EXERCISE REQUIREMENTS |
Return the listing below exactly, with the pictures dropped.

Figure collection entries

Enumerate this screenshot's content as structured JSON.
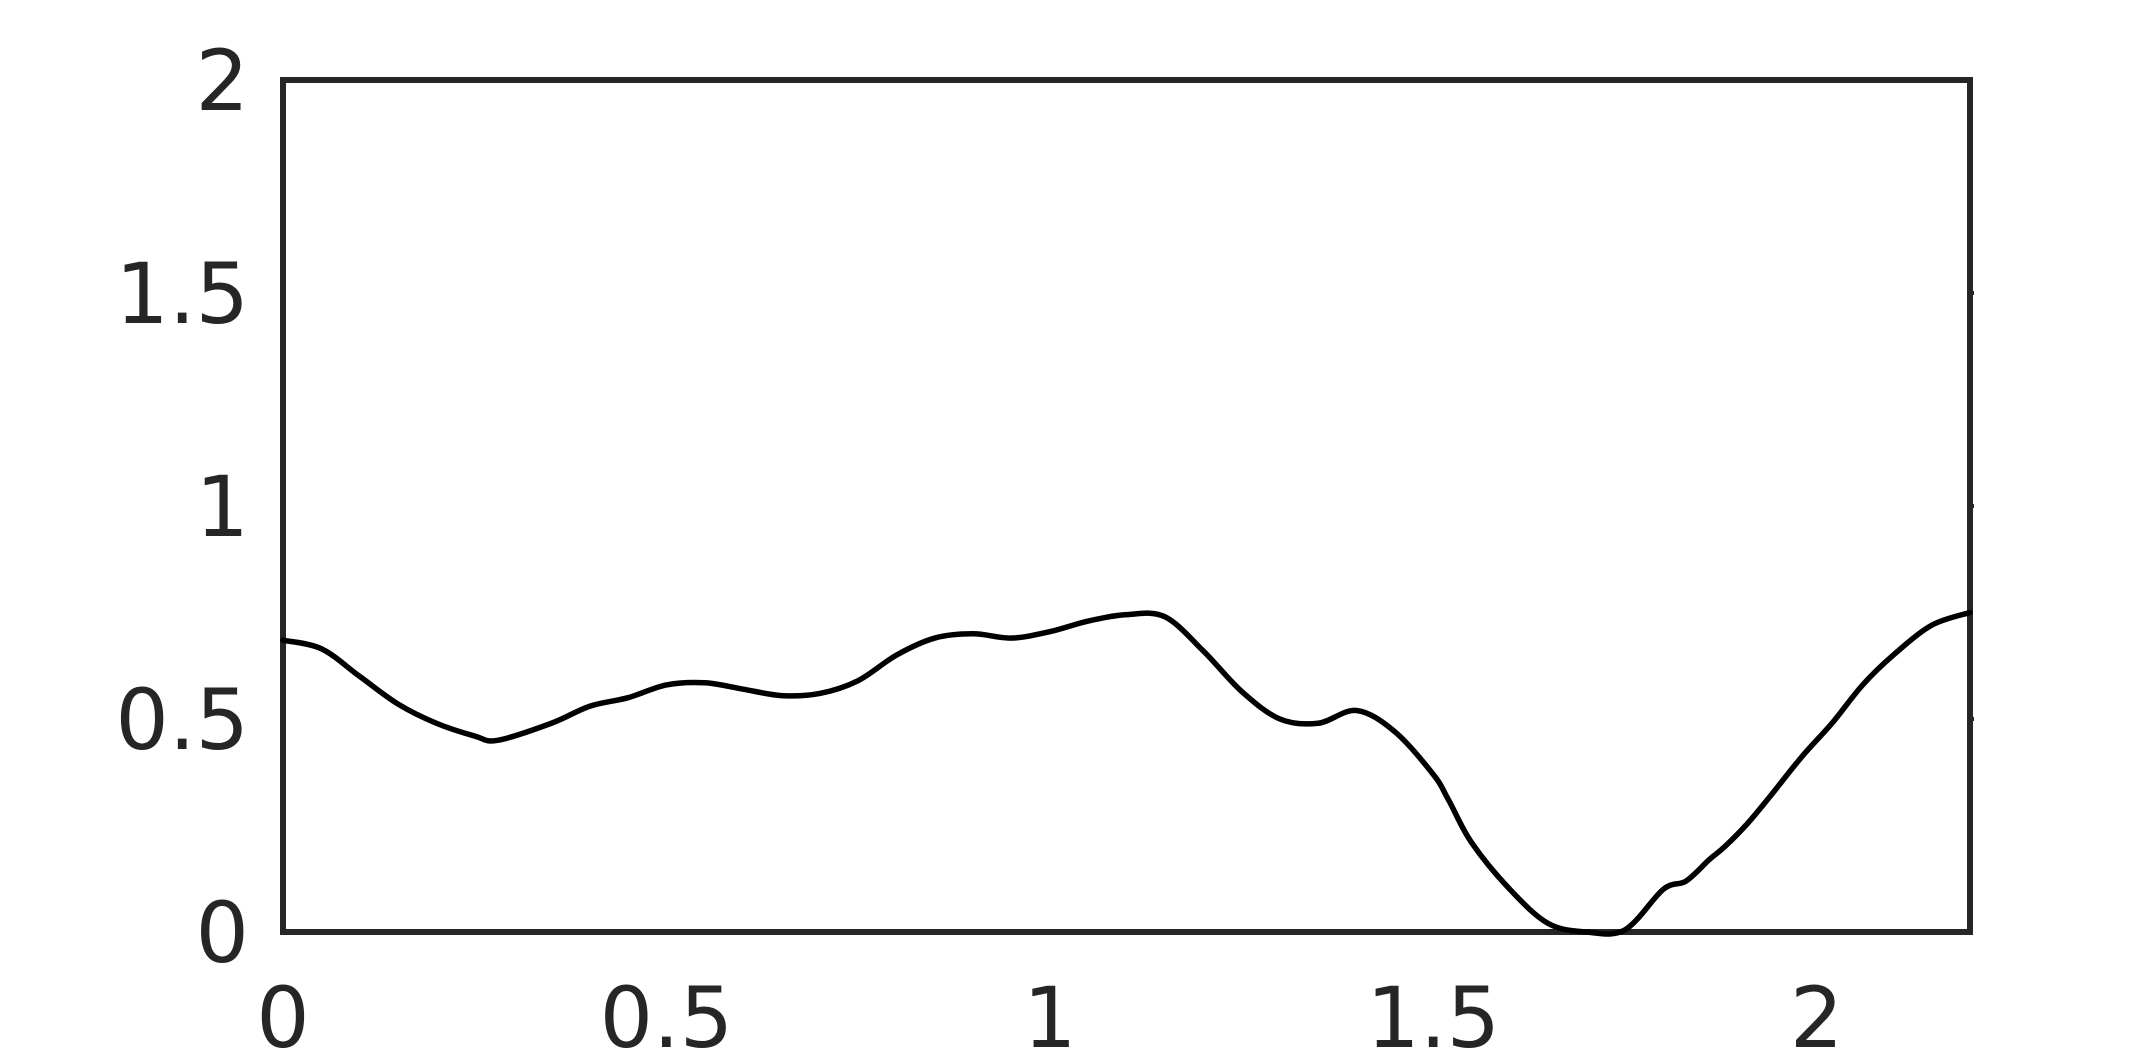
{
  "chart_data": {
    "type": "line",
    "title": "",
    "xlabel": "",
    "ylabel": "",
    "xlim": [
      0,
      2.2
    ],
    "ylim": [
      0,
      2
    ],
    "grid": false,
    "legend": "none",
    "x_ticks": [
      {
        "value": 0,
        "label": "0"
      },
      {
        "value": 0.5,
        "label": "0.5"
      },
      {
        "value": 1,
        "label": "1"
      },
      {
        "value": 1.5,
        "label": "1.5"
      },
      {
        "value": 2,
        "label": "2"
      }
    ],
    "y_ticks": [
      {
        "value": 0,
        "label": "0"
      },
      {
        "value": 0.5,
        "label": "0.5"
      },
      {
        "value": 1,
        "label": "1"
      },
      {
        "value": 1.5,
        "label": "1.5"
      },
      {
        "value": 2,
        "label": "2"
      }
    ],
    "series": [
      {
        "color": "#000000",
        "x": [
          0,
          0.05,
          0.1,
          0.15,
          0.2,
          0.25,
          0.28,
          0.35,
          0.4,
          0.45,
          0.5,
          0.55,
          0.6,
          0.65,
          0.7,
          0.75,
          0.8,
          0.85,
          0.9,
          0.95,
          1.0,
          1.05,
          1.1,
          1.15,
          1.2,
          1.25,
          1.3,
          1.35,
          1.4,
          1.45,
          1.5,
          1.52,
          1.55,
          1.6,
          1.65,
          1.7,
          1.75,
          1.8,
          1.83,
          1.86,
          1.88,
          1.91,
          1.94,
          1.98,
          2.02,
          2.06,
          2.1,
          2.15,
          2.2
        ],
        "y": [
          0.685,
          0.665,
          0.6,
          0.535,
          0.49,
          0.46,
          0.45,
          0.49,
          0.53,
          0.55,
          0.58,
          0.585,
          0.57,
          0.555,
          0.56,
          0.59,
          0.65,
          0.69,
          0.7,
          0.69,
          0.705,
          0.73,
          0.745,
          0.74,
          0.66,
          0.565,
          0.5,
          0.49,
          0.52,
          0.47,
          0.37,
          0.31,
          0.21,
          0.1,
          0.02,
          0.0,
          0.005,
          0.1,
          0.12,
          0.17,
          0.2,
          0.255,
          0.32,
          0.41,
          0.49,
          0.58,
          0.65,
          0.72,
          0.75
        ]
      }
    ]
  }
}
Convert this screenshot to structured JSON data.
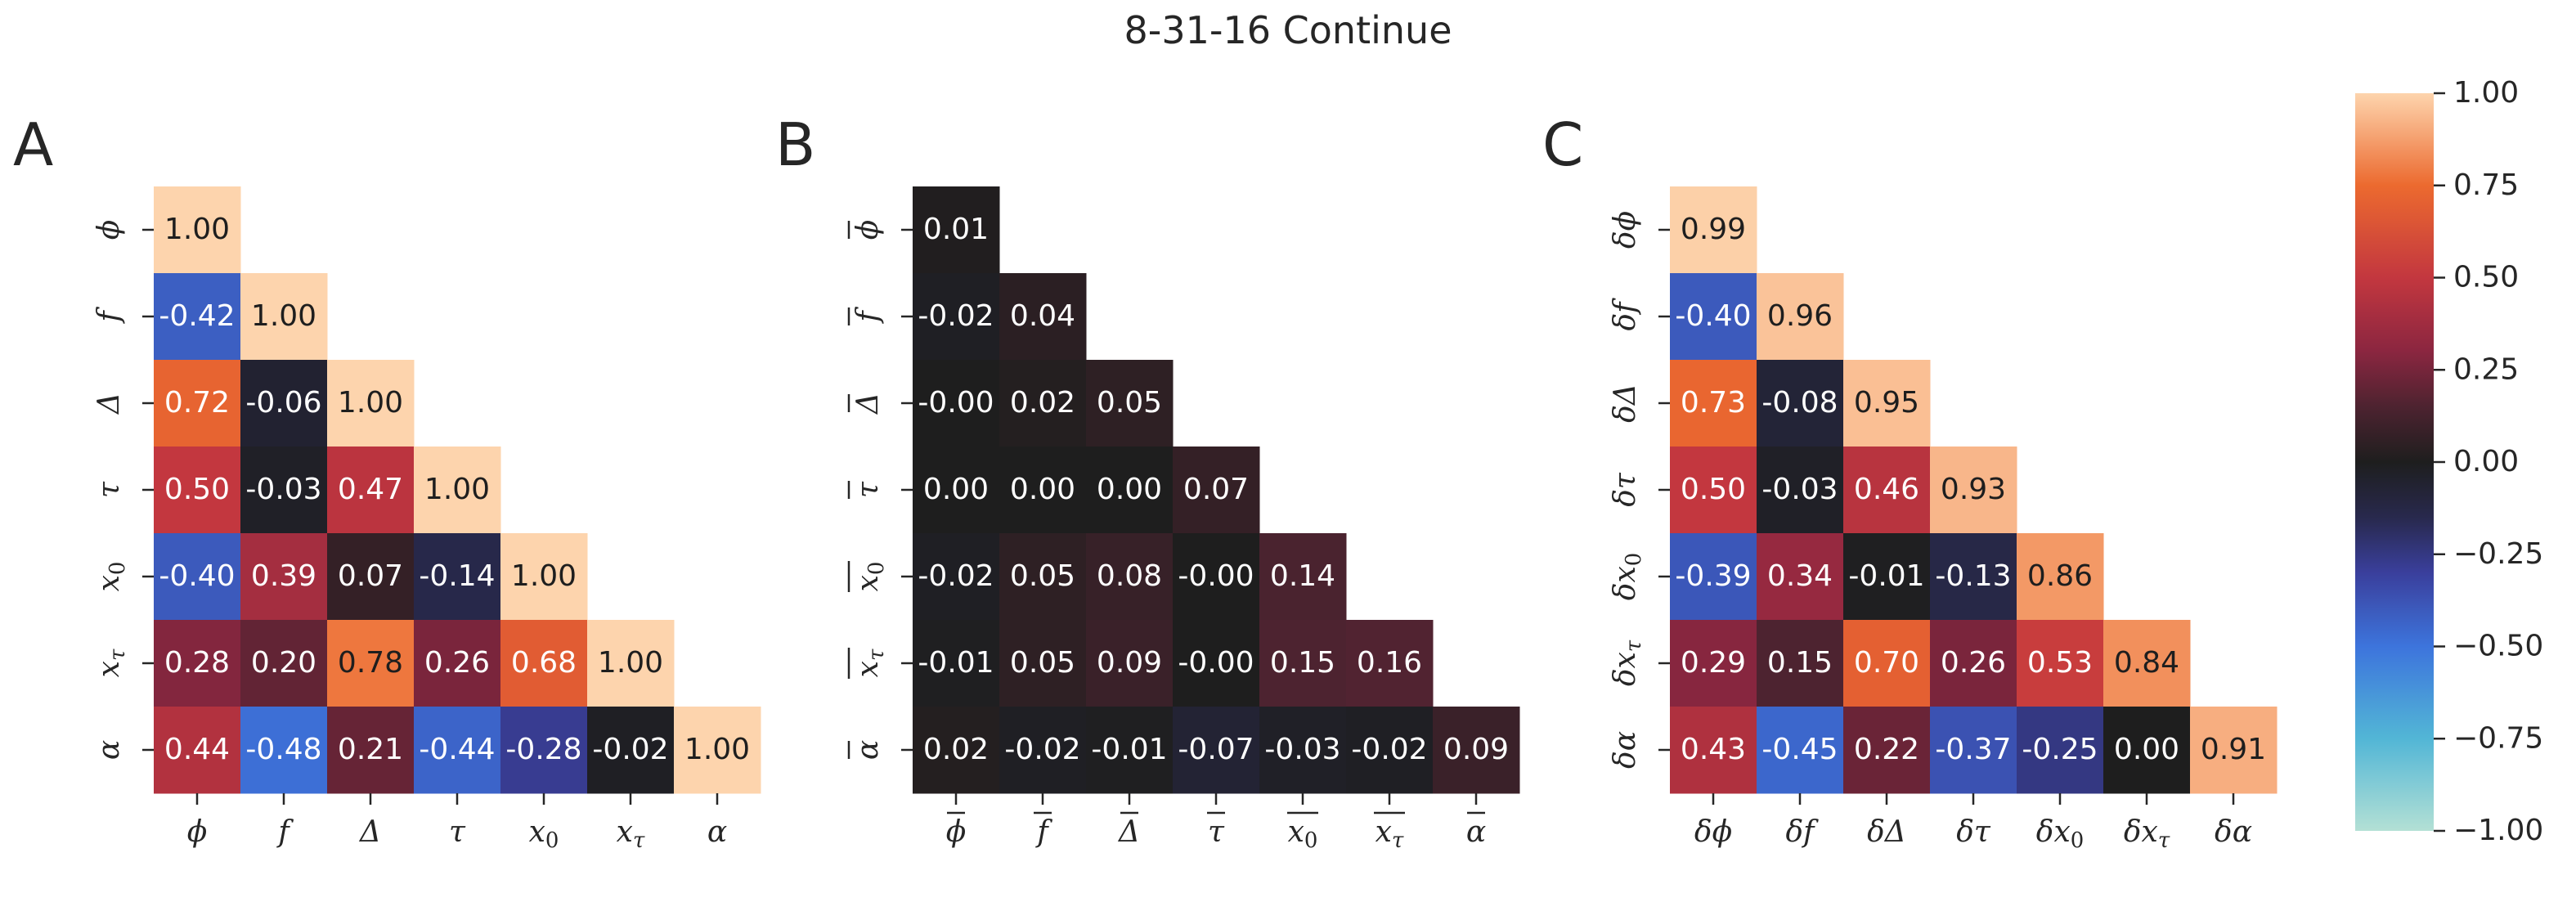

EXERCISE RESULT |
Enumerate this screenshot's content as structured JSON.
{
  "chart_data": {
    "type": "line",
    "title": "",
    "xlabel": "",
    "ylabel": "",
    "xlim": [
      0,
      2.2
    ],
    "ylim": [
      0,
      2
    ],
    "grid": false,
    "legend": "none",
    "x_ticks": [
      {
        "value": 0,
        "label": "0"
      },
      {
        "value": 0.5,
        "label": "0.5"
      },
      {
        "value": 1,
        "label": "1"
      },
      {
        "value": 1.5,
        "label": "1.5"
      },
      {
        "value": 2,
        "label": "2"
      }
    ],
    "y_ticks": [
      {
        "value": 0,
        "label": "0"
      },
      {
        "value": 0.5,
        "label": "0.5"
      },
      {
        "value": 1,
        "label": "1"
      },
      {
        "value": 1.5,
        "label": "1.5"
      },
      {
        "value": 2,
        "label": "2"
      }
    ],
    "series": [
      {
        "color": "#000000",
        "x": [
          0,
          0.05,
          0.1,
          0.15,
          0.2,
          0.25,
          0.28,
          0.35,
          0.4,
          0.45,
          0.5,
          0.55,
          0.6,
          0.65,
          0.7,
          0.75,
          0.8,
          0.85,
          0.9,
          0.95,
          1.0,
          1.05,
          1.1,
          1.15,
          1.2,
          1.25,
          1.3,
          1.35,
          1.4,
          1.45,
          1.5,
          1.52,
          1.55,
          1.6,
          1.65,
          1.7,
          1.75,
          1.8,
          1.83,
          1.86,
          1.88,
          1.91,
          1.94,
          1.98,
          2.02,
          2.06,
          2.1,
          2.15,
          2.2
        ],
        "y": [
          0.685,
          0.665,
          0.6,
          0.535,
          0.49,
          0.46,
          0.45,
          0.49,
          0.53,
          0.55,
          0.58,
          0.585,
          0.57,
          0.555,
          0.56,
          0.59,
          0.65,
          0.69,
          0.7,
          0.69,
          0.705,
          0.73,
          0.745,
          0.74,
          0.66,
          0.565,
          0.5,
          0.49,
          0.52,
          0.47,
          0.37,
          0.31,
          0.21,
          0.1,
          0.02,
          0.0,
          0.005,
          0.1,
          0.12,
          0.17,
          0.2,
          0.255,
          0.32,
          0.41,
          0.49,
          0.58,
          0.65,
          0.72,
          0.75
        ]
      }
    ]
  }
}
Convert this screenshot to structured JSON data.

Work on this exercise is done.